Work item> For each line below that holds the string "Illinois", add one to a tally; report that tally alone.
+---+
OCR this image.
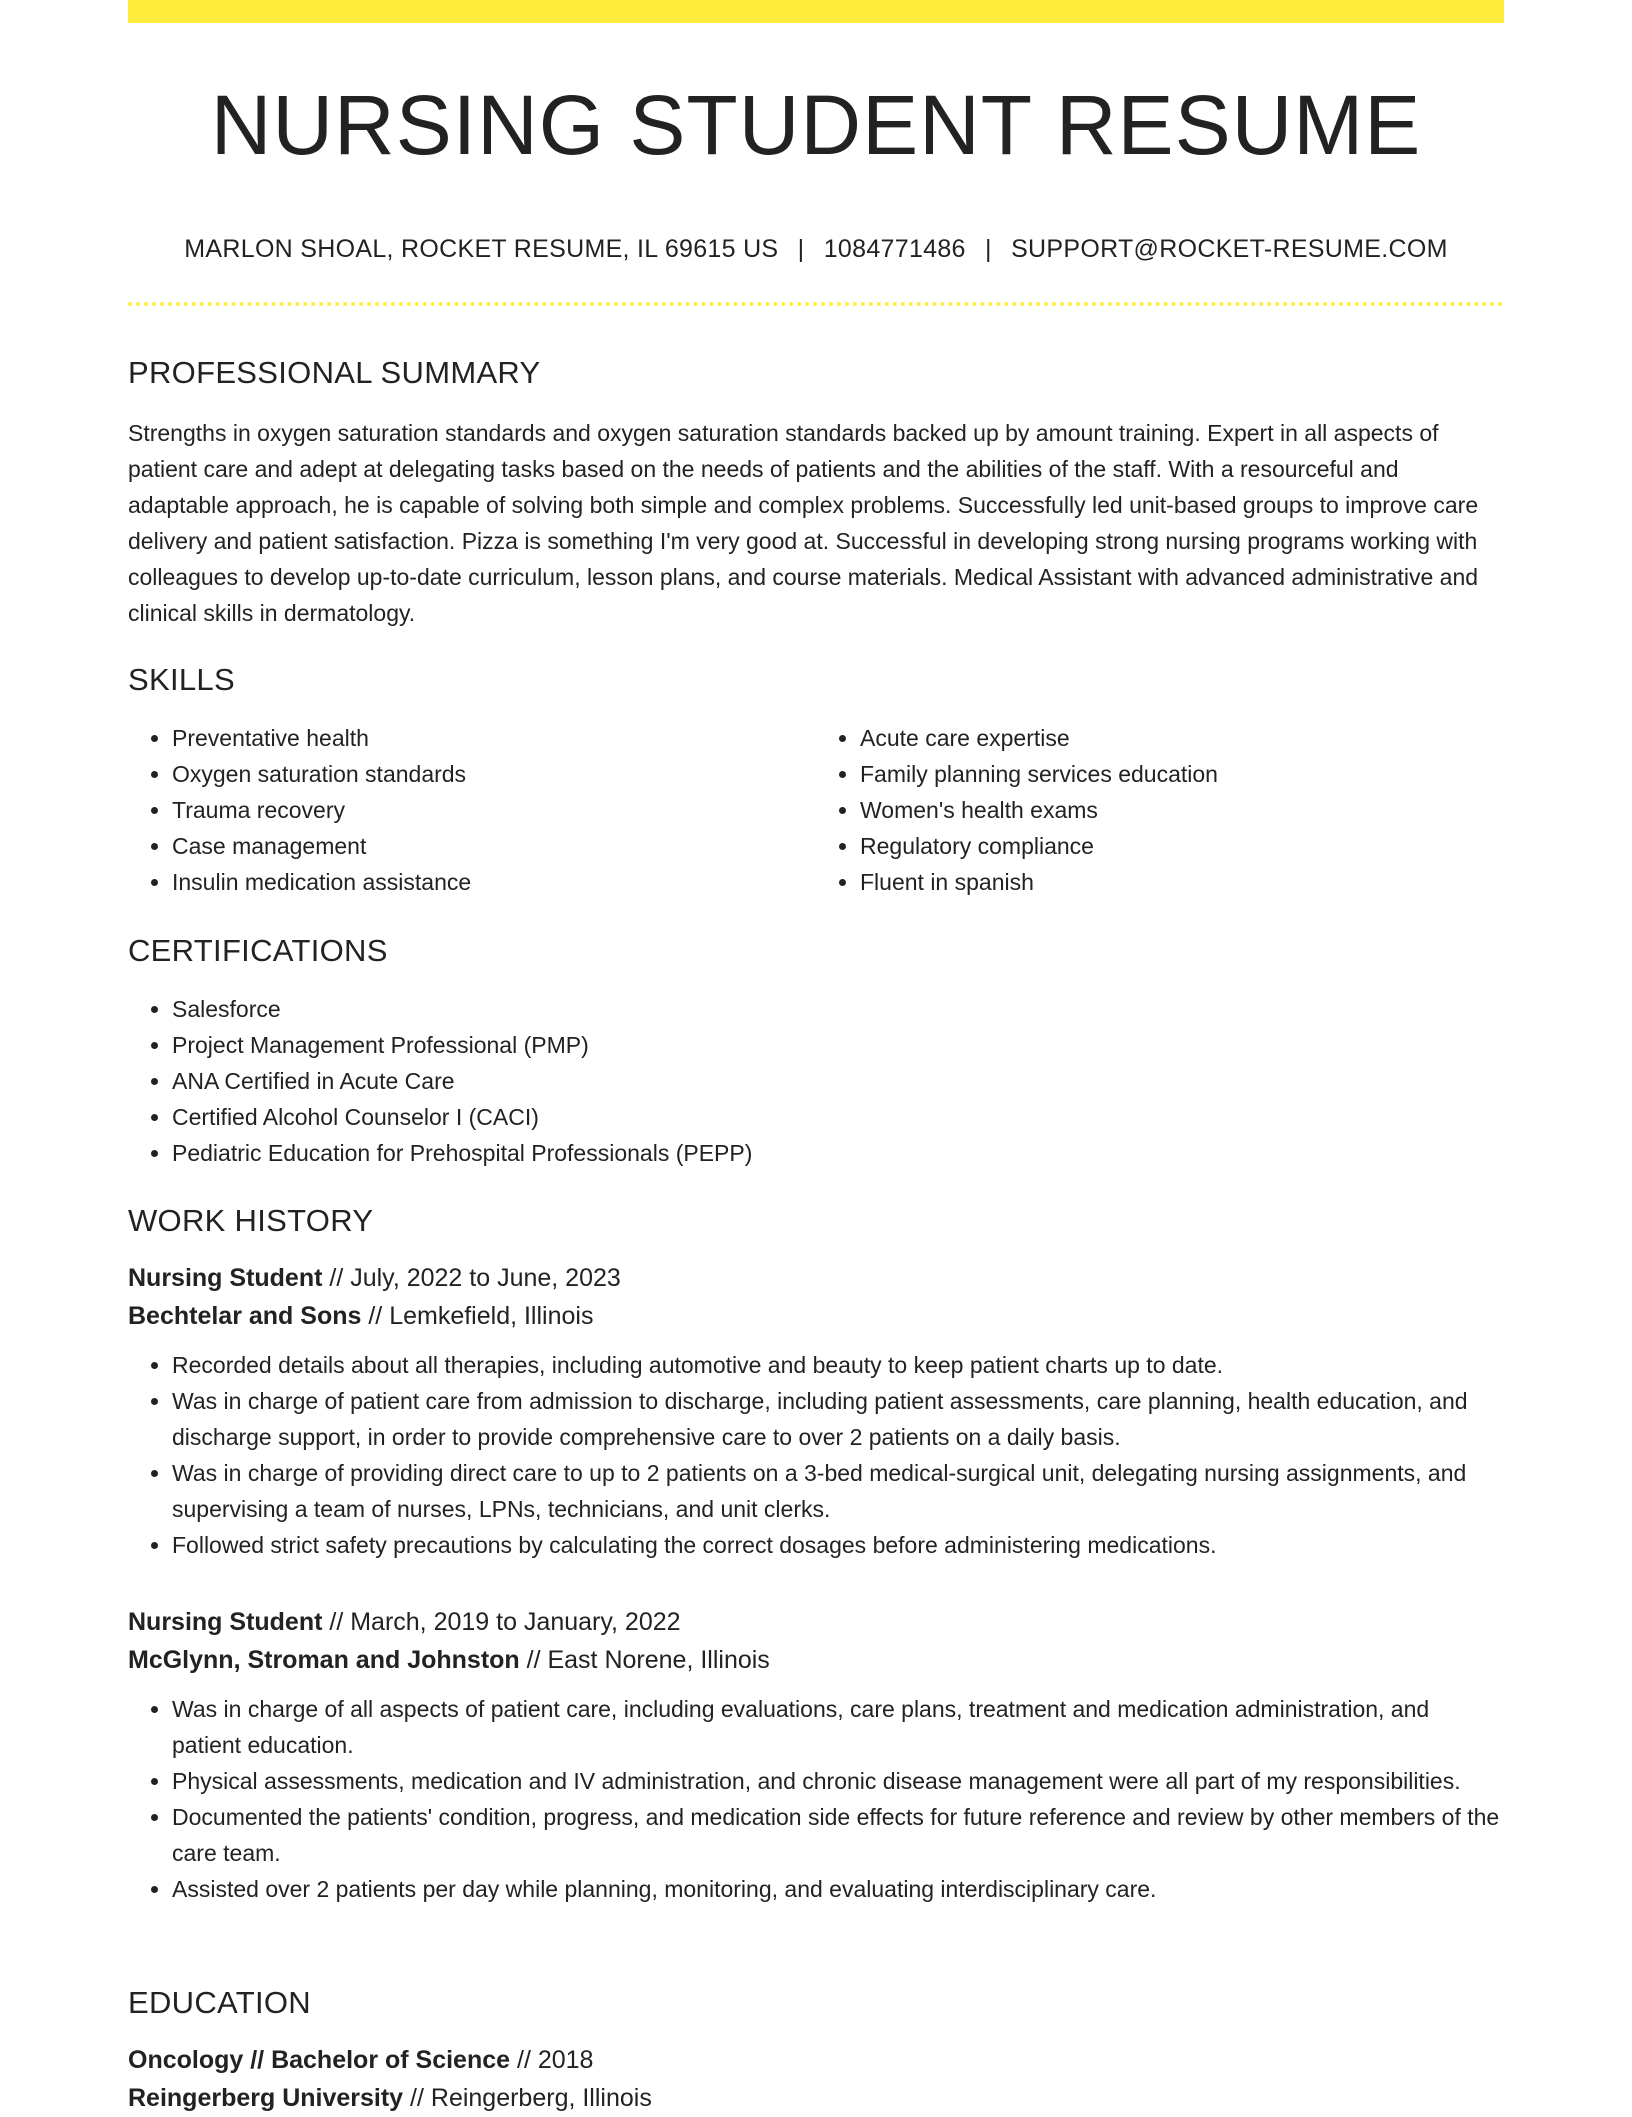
NURSING STUDENT RESUME
MARLON SHOAL, ROCKET RESUME, IL 69615 US | 1084771486 | SUPPORT@ROCKET-RESUME.COM
PROFESSIONAL SUMMARY

Strengths in oxygen saturation standards and oxygen saturation standards backed up by amount training. Expert in all aspects of patient care and adept at delegating tasks based on the needs of patients and the abilities of the staff. With a resourceful and adaptable approach, he is capable of solving both simple and complex problems. Successfully led unit-based groups to improve care delivery and patient satisfaction. Pizza is something I'm very good at. Successful in developing strong nursing programs working with colleagues to develop up-to-date curriculum, lesson plans, and course materials. Medical Assistant with advanced administrative and clinical skills in dermatology.

SKILLS
• Preventative health
• Oxygen saturation standards
• Trauma recovery
• Case management
• Insulin medication assistance
• Acute care expertise
• Family planning services education
• Women's health exams
• Regulatory compliance
• Fluent in spanish
CERTIFICATIONS
• Salesforce
• Project Management Professional (PMP)
• ANA Certified in Acute Care
• Certified Alcohol Counselor I (CACI)
• Pediatric Education for Prehospital Professionals (PEPP)
WORK HISTORY
Nursing Student // July, 2022 to June, 2023
Bechtelar and Sons // Lemkefield, Illinois
• Recorded details about all therapies, including automotive and beauty to keep patient charts up to date.
• Was in charge of patient care from admission to discharge, including patient assessments, care planning, health education, and discharge support, in order to provide comprehensive care to over 2 patients on a daily basis.
• Was in charge of providing direct care to up to 2 patients on a 3-bed medical-surgical unit, delegating nursing assignments, and supervising a team of nurses, LPNs, technicians, and unit clerks.
• Followed strict safety precautions by calculating the correct dosages before administering medications.
Nursing Student // March, 2019 to January, 2022
McGlynn, Stroman and Johnston // East Norene, Illinois
• Was in charge of all aspects of patient care, including evaluations, care plans, treatment and medication administration, and patient education.
• Physical assessments, medication and IV administration, and chronic disease management were all part of my responsibilities.
• Documented the patients' condition, progress, and medication side effects for future reference and review by other members of the care team.
• Assisted over 2 patients per day while planning, monitoring, and evaluating interdisciplinary care.
EDUCATION
Oncology // Bachelor of Science // 2018
Reingerberg University // Reingerberg, Illinois
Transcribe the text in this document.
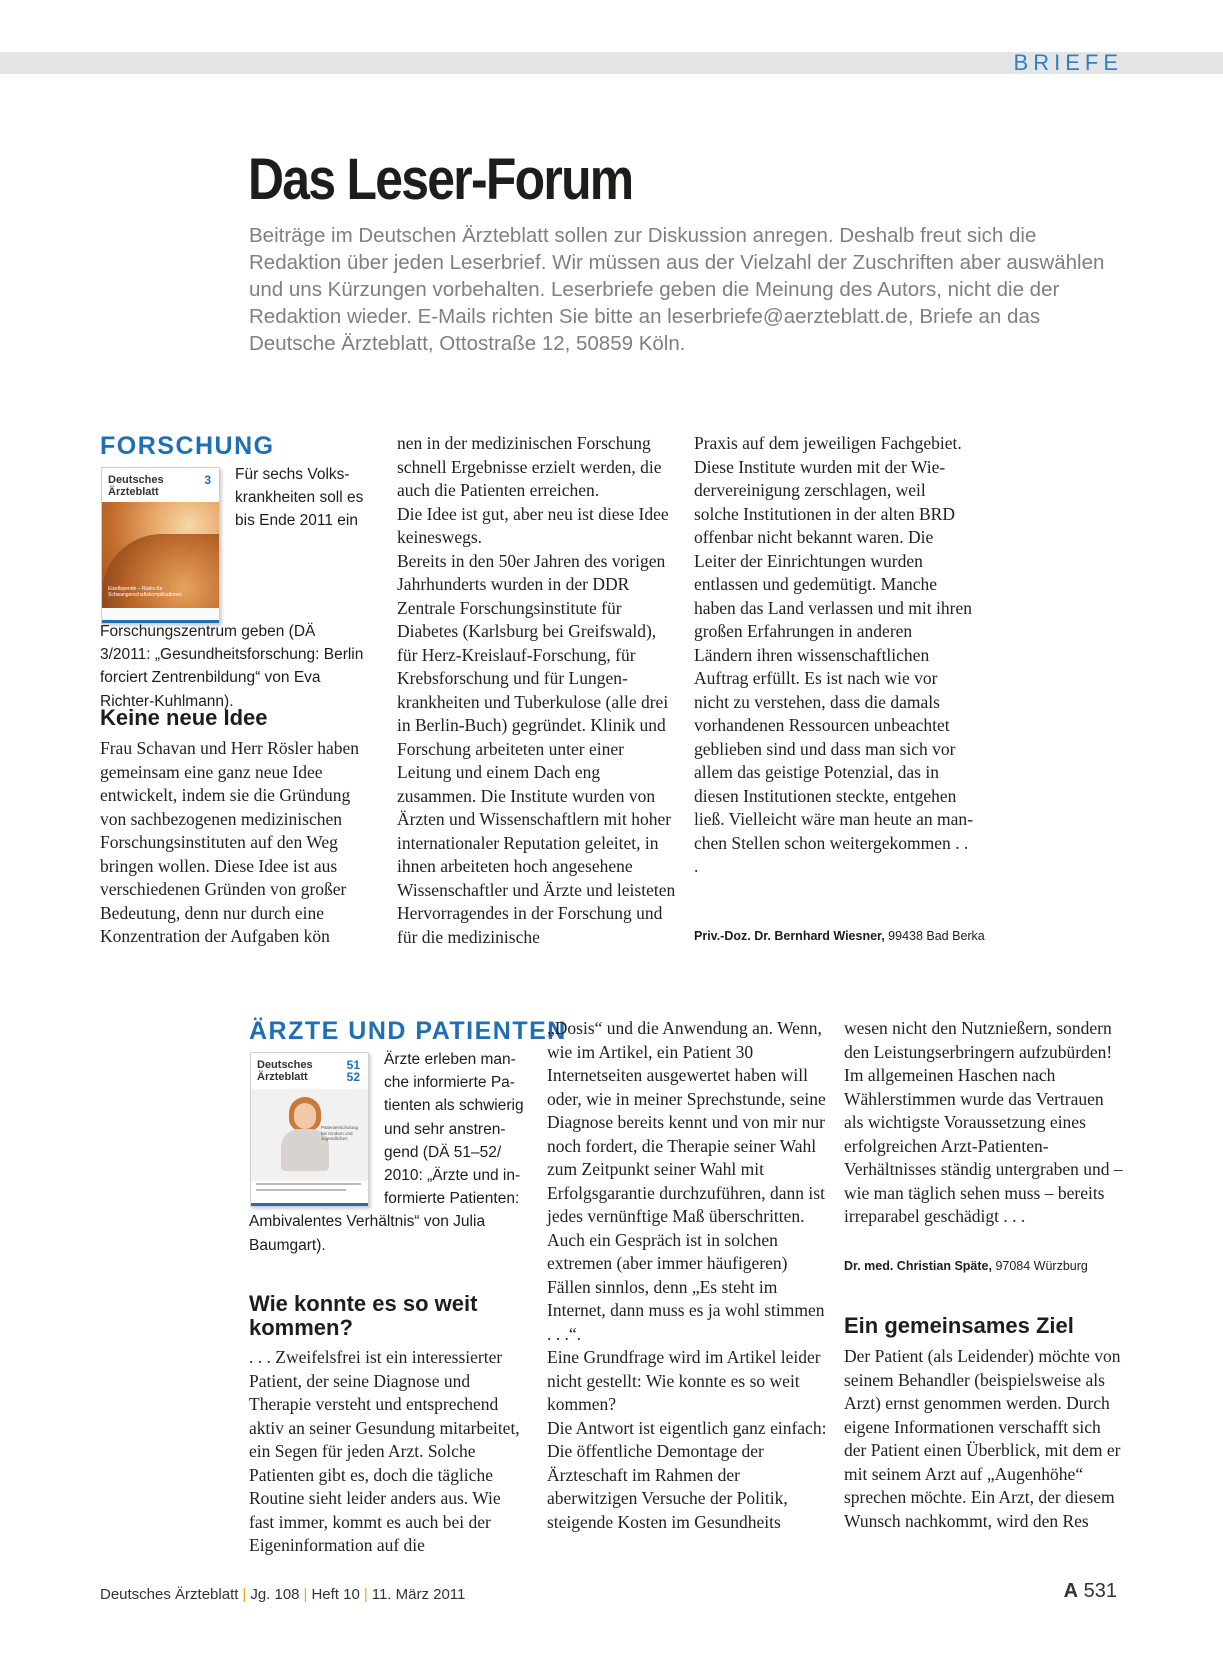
BRIEFE
Das Leser-Forum
Beiträge im Deutschen Ärzteblatt sollen zur Diskussion anregen. Deshalb freut sich die Redaktion über jeden Leserbrief. Wir müssen aus der Vielzahl der Zuschriften aber auswählen und uns Kürzungen vorbehalten. Leserbriefe geben die Meinung des Autors, nicht die der Redaktion wieder. E-Mails richten Sie bitte an leserbriefe@aerzteblatt.de, Briefe an das Deutsche Ärzteblatt, Ottostraße 12, 50859 Köln.
FORSCHUNG
Deutsches
Ärzteblatt
3
Eizellspende – Risiko für Schwangerschaftskomplikationen
Für sechs Volkskrankheiten soll es bis Ende 2011 ein Forschungszentrum geben (DÄ 3/2011: „Gesundheitsforschung: Berlin forciert Zentrenbildung“ von Eva Richter-Kuhlmann).
Keine neue Idee

Frau Schavan und Herr Rösler haben gemeinsam eine ganz neue Idee entwickelt, indem sie die Gründung von sachbezogenen medizinischen Forschungsinstituten auf den Weg bringen wollen. Diese Idee ist aus verschiedenen Gründen von großer Bedeutung, denn nur durch eine Konzentration der Aufgaben kön

nen in der medizinischen Forschung schnell Ergebnisse erzielt werden, die auch die Patienten erreichen.

Die Idee ist gut, aber neu ist diese Idee keineswegs.

Bereits in den 50er Jahren des vorigen Jahrhunderts wurden in der DDR Zentrale Forschungsinstitute für Diabetes (Karlsburg bei Greifswald), für Herz-Kreislauf-Forschung, für Krebsforschung und für Lungenkrankheiten und Tuberkulose (alle drei in Berlin-Buch) gegründet. Klinik und Forschung arbeiteten unter einer Leitung und einem Dach eng zusammen. Die Institute wurden von Ärzten und Wissenschaftlern mit hoher internationaler Reputation geleitet, in ihnen arbeiteten hoch angesehene Wissenschaftler und Ärzte und leisteten Hervorragendes in der Forschung und für die medizinische

Praxis auf dem jeweiligen Fachgebiet.

Diese Institute wurden mit der Wiedervereinigung zerschlagen, weil solche Institutionen in der alten BRD offenbar nicht bekannt waren. Die Leiter der Einrichtungen wurden entlassen und gedemütigt. Manche haben das Land verlassen und mit ihren großen Erfahrungen in anderen Ländern ihren wissenschaftlichen Auftrag erfüllt. Es ist nach wie vor nicht zu verstehen, dass die damals vorhandenen Ressourcen unbeachtet geblieben sind und dass man sich vor allem das geistige Potenzial, das in diesen Institutionen steckte, entgehen ließ. Vielleicht wäre man heute an manchen Stellen schon weitergekommen . . .

Priv.-Doz. Dr. Bernhard Wiesner, 99438 Bad Berka
ÄRZTE UND PATIENTEN
Deutsches
Ärzteblatt
51
52
Patientenschulung bei Kindern und Jugendlichen
Ärzte erleben manche informierte Patienten als schwierig und sehr anstrengend (DÄ 51–52/ 2010: „Ärzte und informierte Patienten: Ambivalentes Verhältnis“ von Julia Baumgart).
Wie konnte es so weit kommen?

. . . Zweifelsfrei ist ein interessierter Patient, der seine Diagnose und Therapie versteht und entsprechend aktiv an seiner Gesundung mitarbeitet, ein Segen für jeden Arzt. Solche Patienten gibt es, doch die tägliche Routine sieht leider anders aus. Wie fast immer, kommt es auch bei der Eigeninformation auf die

„Dosis“ und die Anwendung an. Wenn, wie im Artikel, ein Patient 30 Internetseiten ausgewertet haben will oder, wie in meiner Sprechstunde, seine Diagnose bereits kennt und von mir nur noch fordert, die Therapie seiner Wahl zum Zeitpunkt seiner Wahl mit Erfolgsgarantie durchzuführen, dann ist jedes vernünftige Maß überschritten.

Auch ein Gespräch ist in solchen extremen (aber immer häufigeren) Fällen sinnlos, denn „Es steht im Internet, dann muss es ja wohl stimmen . . .“.

Eine Grundfrage wird im Artikel leider nicht gestellt: Wie konnte es so weit kommen?

Die Antwort ist eigentlich ganz einfach: Die öffentliche Demontage der Ärzteschaft im Rahmen der aberwitzigen Versuche der Politik, steigende Kosten im Gesundheits

wesen nicht den Nutznießern, sondern den Leistungserbringern aufzubürden!

Im allgemeinen Haschen nach Wählerstimmen wurde das Vertrauen als wichtigste Voraussetzung eines erfolgreichen Arzt-Patienten-Verhältnisses ständig untergraben und – wie man täglich sehen muss – bereits irreparabel geschädigt . . .

Dr. med. Christian Späte, 97084 Würzburg
Ein gemeinsames Ziel

Der Patient (als Leidender) möchte von seinem Behandler (beispielsweise als Arzt) ernst genommen werden. Durch eigene Informationen verschafft sich der Patient einen Überblick, mit dem er mit seinem Arzt auf „Augenhöhe“ sprechen möchte. Ein Arzt, der diesem Wunsch nachkommt, wird den Res

Deutsches Ärzteblatt | Jg. 108 | Heft 10 | 11. März 2011	A 531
+---+
Response to this task> 3